Extracted material
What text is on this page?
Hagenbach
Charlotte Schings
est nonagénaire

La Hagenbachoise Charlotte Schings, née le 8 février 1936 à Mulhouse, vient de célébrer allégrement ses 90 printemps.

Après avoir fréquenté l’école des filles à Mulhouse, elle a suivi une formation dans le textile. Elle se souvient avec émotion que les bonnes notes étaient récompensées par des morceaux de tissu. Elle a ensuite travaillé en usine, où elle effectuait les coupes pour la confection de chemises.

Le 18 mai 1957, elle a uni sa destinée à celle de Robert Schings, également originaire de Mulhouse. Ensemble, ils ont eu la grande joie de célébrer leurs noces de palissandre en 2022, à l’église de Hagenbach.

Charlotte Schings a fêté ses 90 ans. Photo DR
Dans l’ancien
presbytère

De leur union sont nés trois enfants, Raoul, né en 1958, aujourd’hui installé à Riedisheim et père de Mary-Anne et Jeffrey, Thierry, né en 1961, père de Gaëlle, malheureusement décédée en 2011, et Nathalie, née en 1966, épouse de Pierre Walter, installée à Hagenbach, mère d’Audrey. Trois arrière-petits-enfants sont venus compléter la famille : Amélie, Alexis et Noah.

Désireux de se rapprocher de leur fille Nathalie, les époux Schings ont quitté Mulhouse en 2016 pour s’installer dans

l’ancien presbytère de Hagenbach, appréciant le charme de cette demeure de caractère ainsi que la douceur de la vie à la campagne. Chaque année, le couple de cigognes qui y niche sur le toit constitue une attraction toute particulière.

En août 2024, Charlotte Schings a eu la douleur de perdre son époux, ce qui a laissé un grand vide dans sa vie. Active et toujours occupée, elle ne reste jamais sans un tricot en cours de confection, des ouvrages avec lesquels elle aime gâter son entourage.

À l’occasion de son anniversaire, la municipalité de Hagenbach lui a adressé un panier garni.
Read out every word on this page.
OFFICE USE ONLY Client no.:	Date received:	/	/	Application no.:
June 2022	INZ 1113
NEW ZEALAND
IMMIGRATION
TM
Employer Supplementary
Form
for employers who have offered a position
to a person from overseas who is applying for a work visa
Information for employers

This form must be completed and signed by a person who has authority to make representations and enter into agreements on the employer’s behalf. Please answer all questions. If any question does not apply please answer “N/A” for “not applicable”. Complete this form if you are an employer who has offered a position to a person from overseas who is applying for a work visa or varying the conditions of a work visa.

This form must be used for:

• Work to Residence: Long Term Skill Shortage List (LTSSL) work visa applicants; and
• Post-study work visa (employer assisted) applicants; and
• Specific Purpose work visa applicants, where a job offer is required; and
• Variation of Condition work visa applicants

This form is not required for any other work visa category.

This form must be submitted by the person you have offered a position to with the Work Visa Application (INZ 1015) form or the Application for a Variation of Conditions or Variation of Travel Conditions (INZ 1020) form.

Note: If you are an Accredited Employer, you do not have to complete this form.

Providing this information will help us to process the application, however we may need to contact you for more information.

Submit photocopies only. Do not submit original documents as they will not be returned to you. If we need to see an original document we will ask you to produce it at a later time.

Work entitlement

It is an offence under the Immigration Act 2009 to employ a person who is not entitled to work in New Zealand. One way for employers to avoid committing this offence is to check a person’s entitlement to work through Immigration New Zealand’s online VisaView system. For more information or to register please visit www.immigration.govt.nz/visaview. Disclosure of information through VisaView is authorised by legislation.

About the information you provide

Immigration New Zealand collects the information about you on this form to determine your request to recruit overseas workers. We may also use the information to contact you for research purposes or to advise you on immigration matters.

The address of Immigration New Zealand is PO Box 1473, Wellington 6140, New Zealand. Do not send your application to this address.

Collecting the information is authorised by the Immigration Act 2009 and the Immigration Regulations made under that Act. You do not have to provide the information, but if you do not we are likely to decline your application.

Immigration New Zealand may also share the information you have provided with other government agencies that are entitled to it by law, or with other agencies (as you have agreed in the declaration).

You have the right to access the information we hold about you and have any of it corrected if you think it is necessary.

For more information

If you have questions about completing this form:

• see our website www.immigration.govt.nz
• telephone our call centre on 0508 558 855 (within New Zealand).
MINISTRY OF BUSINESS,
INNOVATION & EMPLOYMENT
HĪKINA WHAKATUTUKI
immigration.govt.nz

What you are asked to do
Check each line of the data above for the word "confection" and say how many lines have it. Give the number alone.

Task result
2